PROVIDED DATA
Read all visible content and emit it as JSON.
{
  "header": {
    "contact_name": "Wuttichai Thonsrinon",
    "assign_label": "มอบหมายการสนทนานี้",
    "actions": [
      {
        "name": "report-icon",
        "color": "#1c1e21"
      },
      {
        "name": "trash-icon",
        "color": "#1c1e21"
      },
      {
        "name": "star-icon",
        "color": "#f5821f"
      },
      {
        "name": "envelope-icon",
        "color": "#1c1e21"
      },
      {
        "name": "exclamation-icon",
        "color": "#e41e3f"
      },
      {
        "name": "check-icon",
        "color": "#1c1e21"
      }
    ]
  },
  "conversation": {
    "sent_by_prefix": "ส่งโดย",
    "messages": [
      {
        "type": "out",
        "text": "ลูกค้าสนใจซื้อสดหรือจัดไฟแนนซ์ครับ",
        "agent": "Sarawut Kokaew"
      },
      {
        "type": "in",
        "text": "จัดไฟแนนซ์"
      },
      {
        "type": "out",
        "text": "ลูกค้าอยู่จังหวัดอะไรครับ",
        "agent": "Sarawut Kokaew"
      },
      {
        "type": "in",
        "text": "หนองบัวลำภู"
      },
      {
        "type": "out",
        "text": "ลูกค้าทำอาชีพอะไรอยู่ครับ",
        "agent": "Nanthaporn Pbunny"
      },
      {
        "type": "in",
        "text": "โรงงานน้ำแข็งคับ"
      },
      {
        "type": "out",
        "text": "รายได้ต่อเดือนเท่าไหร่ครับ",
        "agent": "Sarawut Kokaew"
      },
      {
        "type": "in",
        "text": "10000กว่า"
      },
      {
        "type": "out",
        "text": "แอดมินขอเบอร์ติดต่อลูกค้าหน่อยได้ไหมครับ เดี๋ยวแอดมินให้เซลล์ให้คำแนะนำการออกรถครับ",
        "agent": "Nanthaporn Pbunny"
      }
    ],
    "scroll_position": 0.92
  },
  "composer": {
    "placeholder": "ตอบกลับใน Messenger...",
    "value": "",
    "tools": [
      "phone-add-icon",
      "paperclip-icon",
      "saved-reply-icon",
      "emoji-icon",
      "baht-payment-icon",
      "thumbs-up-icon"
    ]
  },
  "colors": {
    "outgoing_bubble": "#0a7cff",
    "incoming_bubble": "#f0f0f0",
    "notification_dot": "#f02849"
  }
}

* * *

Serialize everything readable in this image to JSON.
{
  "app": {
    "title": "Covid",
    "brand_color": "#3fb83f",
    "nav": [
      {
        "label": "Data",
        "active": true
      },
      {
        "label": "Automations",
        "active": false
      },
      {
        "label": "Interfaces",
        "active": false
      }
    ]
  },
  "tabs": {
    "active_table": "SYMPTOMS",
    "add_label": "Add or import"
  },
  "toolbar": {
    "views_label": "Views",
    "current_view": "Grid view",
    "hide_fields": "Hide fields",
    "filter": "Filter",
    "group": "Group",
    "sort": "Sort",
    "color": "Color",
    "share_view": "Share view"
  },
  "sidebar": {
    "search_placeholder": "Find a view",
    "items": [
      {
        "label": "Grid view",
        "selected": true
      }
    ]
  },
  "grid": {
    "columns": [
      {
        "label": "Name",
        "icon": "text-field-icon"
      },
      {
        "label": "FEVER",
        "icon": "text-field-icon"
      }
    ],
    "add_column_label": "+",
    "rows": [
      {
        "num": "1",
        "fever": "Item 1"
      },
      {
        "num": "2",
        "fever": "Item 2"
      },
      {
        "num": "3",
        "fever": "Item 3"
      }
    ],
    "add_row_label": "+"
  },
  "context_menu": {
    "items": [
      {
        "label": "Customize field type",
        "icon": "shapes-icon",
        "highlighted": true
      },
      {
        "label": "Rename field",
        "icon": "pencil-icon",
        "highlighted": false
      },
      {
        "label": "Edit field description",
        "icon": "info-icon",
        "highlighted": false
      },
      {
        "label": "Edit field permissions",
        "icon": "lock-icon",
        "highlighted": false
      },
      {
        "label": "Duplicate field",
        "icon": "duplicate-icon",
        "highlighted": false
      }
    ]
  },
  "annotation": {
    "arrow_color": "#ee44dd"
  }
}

THE TASK
Search the data for "JSON". Copy every line that has it.

REPLY TO THE TASK
Read all visible content and emit it as JSON.
Serialize everything readable in this image to JSON.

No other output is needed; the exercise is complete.